— EXERCISE BRIEF —
Reproduce exactly the line in which "Type out the text in this image." occurs and all the lines after it, ending with the last line.

— SUPPLIED RECORDS —
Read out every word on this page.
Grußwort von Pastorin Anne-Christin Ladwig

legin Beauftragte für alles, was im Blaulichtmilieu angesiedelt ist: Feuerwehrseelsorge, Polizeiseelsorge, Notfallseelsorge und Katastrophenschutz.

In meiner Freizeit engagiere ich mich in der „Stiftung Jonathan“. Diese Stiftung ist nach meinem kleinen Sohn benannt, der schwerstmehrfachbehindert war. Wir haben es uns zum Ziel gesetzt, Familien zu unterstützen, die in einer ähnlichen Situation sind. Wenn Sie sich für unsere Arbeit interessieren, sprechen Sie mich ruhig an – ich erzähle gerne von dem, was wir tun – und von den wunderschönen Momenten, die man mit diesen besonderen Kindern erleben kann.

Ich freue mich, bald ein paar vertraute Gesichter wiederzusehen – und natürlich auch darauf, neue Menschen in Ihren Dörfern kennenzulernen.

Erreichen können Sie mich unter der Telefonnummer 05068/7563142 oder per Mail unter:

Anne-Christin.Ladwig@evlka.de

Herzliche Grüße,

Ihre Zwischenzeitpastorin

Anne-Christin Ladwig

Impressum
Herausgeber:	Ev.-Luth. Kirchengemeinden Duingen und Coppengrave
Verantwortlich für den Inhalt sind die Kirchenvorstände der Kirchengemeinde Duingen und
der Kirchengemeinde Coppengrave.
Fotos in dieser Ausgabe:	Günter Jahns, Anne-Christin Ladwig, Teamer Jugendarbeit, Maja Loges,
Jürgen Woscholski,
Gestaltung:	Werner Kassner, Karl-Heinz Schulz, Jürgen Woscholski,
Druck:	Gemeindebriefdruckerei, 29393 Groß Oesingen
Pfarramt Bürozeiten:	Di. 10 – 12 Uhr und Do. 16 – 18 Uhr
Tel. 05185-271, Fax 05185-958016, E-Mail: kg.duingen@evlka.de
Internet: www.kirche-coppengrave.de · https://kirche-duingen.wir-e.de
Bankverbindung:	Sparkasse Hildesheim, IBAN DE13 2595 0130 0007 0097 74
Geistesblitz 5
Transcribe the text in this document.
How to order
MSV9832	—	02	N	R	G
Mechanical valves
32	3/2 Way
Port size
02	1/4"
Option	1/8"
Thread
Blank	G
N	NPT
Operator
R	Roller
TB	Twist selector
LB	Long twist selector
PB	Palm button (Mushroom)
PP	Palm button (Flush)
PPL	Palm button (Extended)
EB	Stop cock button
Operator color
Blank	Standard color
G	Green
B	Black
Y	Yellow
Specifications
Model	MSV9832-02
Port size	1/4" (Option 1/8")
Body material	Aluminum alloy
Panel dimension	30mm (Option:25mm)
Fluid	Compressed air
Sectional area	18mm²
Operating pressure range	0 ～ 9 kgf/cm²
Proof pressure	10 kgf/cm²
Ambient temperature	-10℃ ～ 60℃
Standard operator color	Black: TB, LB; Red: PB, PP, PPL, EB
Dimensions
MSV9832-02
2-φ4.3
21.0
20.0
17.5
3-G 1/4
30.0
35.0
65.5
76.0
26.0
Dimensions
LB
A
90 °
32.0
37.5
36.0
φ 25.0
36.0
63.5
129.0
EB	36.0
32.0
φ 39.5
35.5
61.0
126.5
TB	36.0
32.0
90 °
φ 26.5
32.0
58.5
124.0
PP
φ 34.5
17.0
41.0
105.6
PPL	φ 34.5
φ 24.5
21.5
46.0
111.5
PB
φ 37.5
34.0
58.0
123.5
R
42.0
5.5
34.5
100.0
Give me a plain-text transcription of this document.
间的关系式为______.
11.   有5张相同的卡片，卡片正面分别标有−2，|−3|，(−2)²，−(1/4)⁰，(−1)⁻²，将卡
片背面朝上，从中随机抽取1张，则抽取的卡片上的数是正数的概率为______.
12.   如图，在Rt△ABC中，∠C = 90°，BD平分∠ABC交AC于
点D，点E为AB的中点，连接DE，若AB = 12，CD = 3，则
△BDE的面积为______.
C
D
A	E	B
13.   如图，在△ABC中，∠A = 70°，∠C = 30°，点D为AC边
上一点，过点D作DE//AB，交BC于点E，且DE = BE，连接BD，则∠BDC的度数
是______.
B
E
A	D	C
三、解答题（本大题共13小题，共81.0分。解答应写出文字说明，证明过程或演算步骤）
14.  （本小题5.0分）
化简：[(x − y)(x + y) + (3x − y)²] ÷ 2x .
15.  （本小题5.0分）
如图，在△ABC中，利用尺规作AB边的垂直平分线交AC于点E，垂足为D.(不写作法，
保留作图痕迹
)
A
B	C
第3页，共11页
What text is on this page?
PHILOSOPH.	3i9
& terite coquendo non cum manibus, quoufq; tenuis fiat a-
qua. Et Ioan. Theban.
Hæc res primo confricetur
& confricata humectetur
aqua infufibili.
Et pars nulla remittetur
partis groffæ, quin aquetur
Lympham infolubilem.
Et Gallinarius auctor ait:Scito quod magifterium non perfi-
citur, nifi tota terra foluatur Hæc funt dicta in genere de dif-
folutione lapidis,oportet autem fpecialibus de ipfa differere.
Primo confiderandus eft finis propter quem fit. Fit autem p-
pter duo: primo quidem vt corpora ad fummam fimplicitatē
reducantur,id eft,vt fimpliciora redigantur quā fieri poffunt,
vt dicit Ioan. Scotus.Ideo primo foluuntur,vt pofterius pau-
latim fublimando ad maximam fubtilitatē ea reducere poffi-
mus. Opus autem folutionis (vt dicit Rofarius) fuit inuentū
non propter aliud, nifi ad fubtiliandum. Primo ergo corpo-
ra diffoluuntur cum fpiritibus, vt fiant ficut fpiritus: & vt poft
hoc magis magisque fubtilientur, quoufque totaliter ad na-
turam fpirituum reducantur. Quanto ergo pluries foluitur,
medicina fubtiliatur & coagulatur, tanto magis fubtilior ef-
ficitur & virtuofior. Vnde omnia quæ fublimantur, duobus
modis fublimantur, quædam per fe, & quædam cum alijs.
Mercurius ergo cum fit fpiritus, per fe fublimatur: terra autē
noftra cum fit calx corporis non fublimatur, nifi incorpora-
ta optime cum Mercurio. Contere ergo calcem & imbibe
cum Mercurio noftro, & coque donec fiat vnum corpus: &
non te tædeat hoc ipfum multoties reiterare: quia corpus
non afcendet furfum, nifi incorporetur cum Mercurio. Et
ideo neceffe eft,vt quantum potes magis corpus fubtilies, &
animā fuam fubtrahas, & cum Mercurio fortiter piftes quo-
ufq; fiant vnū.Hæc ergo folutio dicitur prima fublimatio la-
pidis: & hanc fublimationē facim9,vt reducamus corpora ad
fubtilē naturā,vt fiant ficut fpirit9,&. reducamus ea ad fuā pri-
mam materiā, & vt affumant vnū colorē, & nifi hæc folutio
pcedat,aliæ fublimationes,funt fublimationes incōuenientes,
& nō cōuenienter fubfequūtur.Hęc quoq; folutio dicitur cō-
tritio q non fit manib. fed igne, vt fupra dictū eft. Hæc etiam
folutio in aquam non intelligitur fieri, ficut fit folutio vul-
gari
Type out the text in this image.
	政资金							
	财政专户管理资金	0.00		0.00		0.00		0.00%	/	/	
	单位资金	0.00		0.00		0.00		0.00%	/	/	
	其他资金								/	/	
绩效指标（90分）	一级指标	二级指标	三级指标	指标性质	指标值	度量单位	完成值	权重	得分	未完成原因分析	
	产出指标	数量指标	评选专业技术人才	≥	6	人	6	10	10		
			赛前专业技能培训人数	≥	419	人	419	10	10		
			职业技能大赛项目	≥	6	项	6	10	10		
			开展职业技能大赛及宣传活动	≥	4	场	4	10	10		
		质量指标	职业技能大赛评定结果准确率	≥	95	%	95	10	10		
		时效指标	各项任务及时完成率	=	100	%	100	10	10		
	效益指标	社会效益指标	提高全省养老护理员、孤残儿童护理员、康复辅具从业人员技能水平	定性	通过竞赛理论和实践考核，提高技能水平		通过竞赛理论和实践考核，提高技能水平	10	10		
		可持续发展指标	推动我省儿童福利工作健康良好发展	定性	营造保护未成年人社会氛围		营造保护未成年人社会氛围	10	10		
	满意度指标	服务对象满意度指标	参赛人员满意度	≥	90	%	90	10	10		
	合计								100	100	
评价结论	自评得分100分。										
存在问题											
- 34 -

— SOLUTION FOR THIS PROBLEM —
Type out the text in this image.
	政资金							
	财政专户管理资金	0.00		0.00		0.00		0.00%	/	/	
	单位资金	0.00		0.00		0.00		0.00%	/	/	
	其他资金								/	/	
绩效指标（90分）	一级指标	二级指标	三级指标	指标性质	指标值	度量单位	完成值	权重	得分	未完成原因分析	
	产出指标	数量指标	评选专业技术人才	≥	6	人	6	10	10		
			赛前专业技能培训人数	≥	419	人	419	10	10		
			职业技能大赛项目	≥	6	项	6	10	10		
			开展职业技能大赛及宣传活动	≥	4	场	4	10	10		
		质量指标	职业技能大赛评定结果准确率	≥	95	%	95	10	10		
		时效指标	各项任务及时完成率	=	100	%	100	10	10		
	效益指标	社会效益指标	提高全省养老护理员、孤残儿童护理员、康复辅具从业人员技能水平	定性	通过竞赛理论和实践考核，提高技能水平		通过竞赛理论和实践考核，提高技能水平	10	10		
		可持续发展指标	推动我省儿童福利工作健康良好发展	定性	营造保护未成年人社会氛围		营造保护未成年人社会氛围	10	10		
	满意度指标	服务对象满意度指标	参赛人员满意度	≥	90	%	90	10	10		
	合计								100	100	
评价结论	自评得分100分。										
存在问题											
- 34 -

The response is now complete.